* What needs to be done
Collect all lines below with the string "name".

····················

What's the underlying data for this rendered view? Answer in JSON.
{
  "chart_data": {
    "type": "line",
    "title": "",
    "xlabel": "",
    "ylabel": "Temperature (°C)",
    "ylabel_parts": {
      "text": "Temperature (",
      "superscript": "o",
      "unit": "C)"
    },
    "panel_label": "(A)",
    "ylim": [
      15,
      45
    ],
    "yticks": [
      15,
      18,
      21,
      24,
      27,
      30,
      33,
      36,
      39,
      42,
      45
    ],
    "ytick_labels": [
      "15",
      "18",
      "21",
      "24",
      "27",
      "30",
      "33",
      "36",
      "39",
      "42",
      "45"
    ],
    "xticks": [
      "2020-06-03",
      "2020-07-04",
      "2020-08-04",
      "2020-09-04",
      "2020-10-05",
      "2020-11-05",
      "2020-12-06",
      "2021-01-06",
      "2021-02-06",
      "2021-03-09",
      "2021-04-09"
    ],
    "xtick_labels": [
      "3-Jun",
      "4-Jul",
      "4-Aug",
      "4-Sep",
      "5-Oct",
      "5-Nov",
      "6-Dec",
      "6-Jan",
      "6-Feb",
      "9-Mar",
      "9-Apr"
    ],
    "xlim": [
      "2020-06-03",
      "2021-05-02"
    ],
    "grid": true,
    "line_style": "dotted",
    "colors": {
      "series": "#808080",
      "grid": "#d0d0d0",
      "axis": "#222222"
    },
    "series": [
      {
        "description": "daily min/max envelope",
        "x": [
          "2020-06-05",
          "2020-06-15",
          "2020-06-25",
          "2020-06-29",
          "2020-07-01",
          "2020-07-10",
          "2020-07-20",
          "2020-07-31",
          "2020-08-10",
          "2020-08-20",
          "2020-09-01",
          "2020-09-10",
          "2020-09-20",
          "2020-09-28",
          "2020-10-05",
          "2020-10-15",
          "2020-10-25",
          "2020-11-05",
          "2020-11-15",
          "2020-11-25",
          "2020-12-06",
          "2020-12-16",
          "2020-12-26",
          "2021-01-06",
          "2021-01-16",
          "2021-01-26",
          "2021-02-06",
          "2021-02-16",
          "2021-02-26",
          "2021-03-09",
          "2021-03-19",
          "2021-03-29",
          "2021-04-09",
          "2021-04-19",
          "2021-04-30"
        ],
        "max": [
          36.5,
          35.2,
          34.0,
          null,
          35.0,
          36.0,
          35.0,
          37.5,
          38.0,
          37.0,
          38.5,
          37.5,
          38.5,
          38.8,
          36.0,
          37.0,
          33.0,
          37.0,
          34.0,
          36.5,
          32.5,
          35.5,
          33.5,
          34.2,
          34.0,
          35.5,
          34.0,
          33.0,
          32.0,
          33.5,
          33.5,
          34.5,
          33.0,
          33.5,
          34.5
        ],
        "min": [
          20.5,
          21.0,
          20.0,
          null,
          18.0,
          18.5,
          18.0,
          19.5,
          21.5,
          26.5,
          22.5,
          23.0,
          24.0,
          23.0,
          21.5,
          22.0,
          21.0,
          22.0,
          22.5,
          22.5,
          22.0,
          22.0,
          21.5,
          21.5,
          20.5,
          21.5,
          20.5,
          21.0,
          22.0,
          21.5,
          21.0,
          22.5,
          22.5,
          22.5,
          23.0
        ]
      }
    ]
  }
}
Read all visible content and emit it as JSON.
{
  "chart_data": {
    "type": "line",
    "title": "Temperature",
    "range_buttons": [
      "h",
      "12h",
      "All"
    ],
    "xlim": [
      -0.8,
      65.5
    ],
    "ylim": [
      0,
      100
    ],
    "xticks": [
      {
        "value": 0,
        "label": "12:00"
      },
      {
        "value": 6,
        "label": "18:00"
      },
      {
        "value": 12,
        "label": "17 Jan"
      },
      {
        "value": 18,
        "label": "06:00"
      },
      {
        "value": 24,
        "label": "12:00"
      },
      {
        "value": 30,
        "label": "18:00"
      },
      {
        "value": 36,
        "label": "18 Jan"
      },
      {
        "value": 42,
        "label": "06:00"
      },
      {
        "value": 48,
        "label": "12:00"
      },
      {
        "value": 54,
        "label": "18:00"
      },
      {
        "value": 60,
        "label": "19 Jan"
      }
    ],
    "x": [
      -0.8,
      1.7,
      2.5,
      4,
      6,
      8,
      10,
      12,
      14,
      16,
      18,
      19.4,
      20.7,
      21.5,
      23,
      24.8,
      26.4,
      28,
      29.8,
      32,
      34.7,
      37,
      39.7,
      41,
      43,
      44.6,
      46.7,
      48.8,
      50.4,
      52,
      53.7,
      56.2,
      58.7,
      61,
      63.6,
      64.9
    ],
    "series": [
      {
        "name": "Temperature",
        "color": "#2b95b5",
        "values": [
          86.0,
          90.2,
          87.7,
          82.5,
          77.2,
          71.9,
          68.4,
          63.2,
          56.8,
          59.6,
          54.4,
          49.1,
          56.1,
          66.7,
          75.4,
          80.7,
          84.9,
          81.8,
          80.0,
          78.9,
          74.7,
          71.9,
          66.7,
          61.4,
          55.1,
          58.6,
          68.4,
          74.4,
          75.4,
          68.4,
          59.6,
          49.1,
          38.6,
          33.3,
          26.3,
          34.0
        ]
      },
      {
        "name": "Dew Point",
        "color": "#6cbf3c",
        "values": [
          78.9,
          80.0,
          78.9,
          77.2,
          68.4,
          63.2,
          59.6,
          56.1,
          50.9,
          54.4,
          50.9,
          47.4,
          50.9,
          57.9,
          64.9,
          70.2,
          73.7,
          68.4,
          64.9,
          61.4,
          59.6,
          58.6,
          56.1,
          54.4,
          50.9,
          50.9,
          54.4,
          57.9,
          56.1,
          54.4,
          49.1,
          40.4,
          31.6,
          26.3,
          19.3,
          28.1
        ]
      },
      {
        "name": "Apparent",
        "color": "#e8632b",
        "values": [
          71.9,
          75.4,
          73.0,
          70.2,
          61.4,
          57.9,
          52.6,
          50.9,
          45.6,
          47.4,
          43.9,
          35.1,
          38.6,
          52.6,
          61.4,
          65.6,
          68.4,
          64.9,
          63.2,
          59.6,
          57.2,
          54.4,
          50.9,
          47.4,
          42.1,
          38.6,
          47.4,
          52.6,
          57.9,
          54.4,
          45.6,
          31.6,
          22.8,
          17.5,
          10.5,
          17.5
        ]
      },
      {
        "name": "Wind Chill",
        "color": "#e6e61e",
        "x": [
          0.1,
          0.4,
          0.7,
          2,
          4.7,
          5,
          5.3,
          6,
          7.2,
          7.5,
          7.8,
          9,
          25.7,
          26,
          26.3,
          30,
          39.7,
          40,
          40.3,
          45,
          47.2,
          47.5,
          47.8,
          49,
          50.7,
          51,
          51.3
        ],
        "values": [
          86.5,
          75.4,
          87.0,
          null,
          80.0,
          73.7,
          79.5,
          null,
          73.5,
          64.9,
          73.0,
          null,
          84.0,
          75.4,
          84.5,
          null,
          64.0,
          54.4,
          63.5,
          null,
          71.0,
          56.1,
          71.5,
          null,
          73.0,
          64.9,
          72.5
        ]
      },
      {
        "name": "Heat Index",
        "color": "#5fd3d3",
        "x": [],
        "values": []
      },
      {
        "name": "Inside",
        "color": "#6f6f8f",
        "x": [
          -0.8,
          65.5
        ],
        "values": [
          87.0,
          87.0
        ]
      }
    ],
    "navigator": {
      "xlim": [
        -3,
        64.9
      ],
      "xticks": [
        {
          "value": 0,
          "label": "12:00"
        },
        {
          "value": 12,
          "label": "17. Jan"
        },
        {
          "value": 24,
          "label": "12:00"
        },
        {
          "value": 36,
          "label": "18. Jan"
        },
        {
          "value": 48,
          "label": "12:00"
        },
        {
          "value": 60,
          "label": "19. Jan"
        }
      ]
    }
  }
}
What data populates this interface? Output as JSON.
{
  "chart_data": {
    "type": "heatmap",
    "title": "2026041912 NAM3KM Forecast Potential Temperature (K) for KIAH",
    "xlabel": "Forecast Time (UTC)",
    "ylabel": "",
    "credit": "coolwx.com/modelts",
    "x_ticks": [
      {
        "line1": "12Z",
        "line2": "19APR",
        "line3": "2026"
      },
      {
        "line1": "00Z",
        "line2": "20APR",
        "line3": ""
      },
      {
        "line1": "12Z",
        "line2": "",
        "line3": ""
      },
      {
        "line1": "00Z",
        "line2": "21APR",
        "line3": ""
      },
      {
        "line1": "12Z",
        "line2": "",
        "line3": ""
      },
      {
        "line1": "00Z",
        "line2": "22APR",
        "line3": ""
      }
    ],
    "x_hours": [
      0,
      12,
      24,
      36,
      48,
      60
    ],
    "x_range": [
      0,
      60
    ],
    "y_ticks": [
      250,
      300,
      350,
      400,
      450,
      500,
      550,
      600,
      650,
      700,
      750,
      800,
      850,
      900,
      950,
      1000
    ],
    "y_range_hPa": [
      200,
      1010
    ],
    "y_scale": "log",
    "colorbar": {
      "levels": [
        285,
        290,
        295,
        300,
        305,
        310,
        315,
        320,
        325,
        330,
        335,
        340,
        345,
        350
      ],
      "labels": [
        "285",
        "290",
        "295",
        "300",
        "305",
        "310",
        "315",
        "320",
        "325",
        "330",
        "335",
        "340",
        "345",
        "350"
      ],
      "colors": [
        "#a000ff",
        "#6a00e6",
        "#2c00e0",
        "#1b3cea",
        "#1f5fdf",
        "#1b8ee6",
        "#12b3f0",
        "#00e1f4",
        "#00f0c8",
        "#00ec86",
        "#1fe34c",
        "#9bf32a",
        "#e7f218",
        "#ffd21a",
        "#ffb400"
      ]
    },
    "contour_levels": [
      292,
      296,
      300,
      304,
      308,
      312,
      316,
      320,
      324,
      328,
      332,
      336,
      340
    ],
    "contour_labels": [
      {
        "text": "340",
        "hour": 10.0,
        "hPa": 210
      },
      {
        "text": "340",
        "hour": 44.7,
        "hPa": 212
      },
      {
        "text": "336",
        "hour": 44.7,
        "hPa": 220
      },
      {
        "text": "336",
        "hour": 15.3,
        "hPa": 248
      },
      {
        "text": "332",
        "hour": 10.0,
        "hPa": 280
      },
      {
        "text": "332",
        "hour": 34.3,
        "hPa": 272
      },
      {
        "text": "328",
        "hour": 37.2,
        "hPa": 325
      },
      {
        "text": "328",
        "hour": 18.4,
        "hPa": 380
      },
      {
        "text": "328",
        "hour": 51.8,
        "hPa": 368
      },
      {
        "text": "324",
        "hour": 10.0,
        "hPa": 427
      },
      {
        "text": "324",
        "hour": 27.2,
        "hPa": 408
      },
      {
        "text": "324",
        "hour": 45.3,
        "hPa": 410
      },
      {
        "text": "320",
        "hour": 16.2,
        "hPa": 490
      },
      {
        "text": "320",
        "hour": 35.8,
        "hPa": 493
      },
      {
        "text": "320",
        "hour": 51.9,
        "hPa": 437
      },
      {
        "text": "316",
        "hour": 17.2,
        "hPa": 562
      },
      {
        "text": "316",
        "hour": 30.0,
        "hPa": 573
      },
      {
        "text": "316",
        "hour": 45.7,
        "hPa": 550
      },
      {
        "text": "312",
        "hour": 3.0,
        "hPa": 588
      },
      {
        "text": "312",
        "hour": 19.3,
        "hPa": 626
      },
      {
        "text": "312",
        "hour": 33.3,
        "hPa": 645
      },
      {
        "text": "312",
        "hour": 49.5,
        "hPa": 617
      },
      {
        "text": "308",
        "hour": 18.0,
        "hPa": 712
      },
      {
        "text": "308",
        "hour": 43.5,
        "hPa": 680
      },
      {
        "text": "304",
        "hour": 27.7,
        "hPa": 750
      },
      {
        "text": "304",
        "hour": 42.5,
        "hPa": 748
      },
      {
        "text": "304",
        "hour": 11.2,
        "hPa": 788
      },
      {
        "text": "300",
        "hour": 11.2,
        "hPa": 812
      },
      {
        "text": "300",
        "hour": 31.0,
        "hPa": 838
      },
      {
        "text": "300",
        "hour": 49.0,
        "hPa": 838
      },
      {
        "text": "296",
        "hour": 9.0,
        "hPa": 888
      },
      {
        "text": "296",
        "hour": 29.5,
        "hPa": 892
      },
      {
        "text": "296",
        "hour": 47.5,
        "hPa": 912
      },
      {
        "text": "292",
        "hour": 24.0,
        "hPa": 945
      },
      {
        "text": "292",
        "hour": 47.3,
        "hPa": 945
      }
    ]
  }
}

····················

* The answer
        "name": "Temperature",
        "name": "Dew Point",
        "name": "Apparent",
        "name": "Wind Chill",
        "name": "Heat Index",
        "name": "Inside",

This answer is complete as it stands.